- Task goal -
Repeat every line below exactly, word for word.

- Input for this task -
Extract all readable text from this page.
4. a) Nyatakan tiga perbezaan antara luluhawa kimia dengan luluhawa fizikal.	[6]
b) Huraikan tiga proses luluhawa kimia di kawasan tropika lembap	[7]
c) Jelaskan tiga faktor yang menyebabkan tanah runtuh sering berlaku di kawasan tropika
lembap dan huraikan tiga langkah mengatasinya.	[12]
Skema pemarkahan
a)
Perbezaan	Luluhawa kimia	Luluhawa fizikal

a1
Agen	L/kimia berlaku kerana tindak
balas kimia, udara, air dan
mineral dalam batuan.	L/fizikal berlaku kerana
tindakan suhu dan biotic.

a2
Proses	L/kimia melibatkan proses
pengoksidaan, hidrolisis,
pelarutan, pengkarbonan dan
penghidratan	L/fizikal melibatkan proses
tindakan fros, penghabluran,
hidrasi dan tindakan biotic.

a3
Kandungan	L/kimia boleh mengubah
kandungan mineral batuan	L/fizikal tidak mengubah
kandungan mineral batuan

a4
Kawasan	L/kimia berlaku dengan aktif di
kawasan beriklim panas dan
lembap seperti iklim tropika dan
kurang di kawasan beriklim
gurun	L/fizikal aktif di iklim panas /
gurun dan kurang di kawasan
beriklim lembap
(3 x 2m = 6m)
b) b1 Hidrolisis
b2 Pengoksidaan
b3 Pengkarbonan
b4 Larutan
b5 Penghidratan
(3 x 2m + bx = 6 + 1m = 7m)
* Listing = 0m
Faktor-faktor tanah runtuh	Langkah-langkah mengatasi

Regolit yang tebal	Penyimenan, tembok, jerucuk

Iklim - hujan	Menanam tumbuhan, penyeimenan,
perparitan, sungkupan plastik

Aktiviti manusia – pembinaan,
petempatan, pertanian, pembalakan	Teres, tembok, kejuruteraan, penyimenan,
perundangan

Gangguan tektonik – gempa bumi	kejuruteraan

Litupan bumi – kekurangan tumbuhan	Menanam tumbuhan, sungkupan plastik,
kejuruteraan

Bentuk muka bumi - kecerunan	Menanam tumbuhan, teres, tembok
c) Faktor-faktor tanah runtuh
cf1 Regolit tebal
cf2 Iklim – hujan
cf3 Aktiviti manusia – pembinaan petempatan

- Finished answer -
Extract all readable text from this page.
4. a) Nyatakan tiga perbezaan antara luluhawa kimia dengan luluhawa fizikal.	[6]
b) Huraikan tiga proses luluhawa kimia di kawasan tropika lembap	[7]
c) Jelaskan tiga faktor yang menyebabkan tanah runtuh sering berlaku di kawasan tropika
lembap dan huraikan tiga langkah mengatasinya.	[12]
Skema pemarkahan
a)
Perbezaan	Luluhawa kimia	Luluhawa fizikal

a1
Agen	L/kimia berlaku kerana tindak
balas kimia, udara, air dan
mineral dalam batuan.	L/fizikal berlaku kerana
tindakan suhu dan biotic.

a2
Proses	L/kimia melibatkan proses
pengoksidaan, hidrolisis,
pelarutan, pengkarbonan dan
penghidratan	L/fizikal melibatkan proses
tindakan fros, penghabluran,
hidrasi dan tindakan biotic.

a3
Kandungan	L/kimia boleh mengubah
kandungan mineral batuan	L/fizikal tidak mengubah
kandungan mineral batuan

a4
Kawasan	L/kimia berlaku dengan aktif di
kawasan beriklim panas dan
lembap seperti iklim tropika dan
kurang di kawasan beriklim
gurun	L/fizikal aktif di iklim panas /
gurun dan kurang di kawasan
beriklim lembap
(3 x 2m = 6m)
b) b1 Hidrolisis
b2 Pengoksidaan
b3 Pengkarbonan
b4 Larutan
b5 Penghidratan
(3 x 2m + bx = 6 + 1m = 7m)
* Listing = 0m
Faktor-faktor tanah runtuh	Langkah-langkah mengatasi

Regolit yang tebal	Penyimenan, tembok, jerucuk

Iklim - hujan	Menanam tumbuhan, penyeimenan,
perparitan, sungkupan plastik

Aktiviti manusia – pembinaan,
petempatan, pertanian, pembalakan	Teres, tembok, kejuruteraan, penyimenan,
perundangan

Gangguan tektonik – gempa bumi	kejuruteraan

Litupan bumi – kekurangan tumbuhan	Menanam tumbuhan, sungkupan plastik,
kejuruteraan

Bentuk muka bumi - kecerunan	Menanam tumbuhan, teres, tembok
c) Faktor-faktor tanah runtuh
cf1 Regolit tebal
cf2 Iklim – hujan
cf3 Aktiviti manusia – pembinaan petempatan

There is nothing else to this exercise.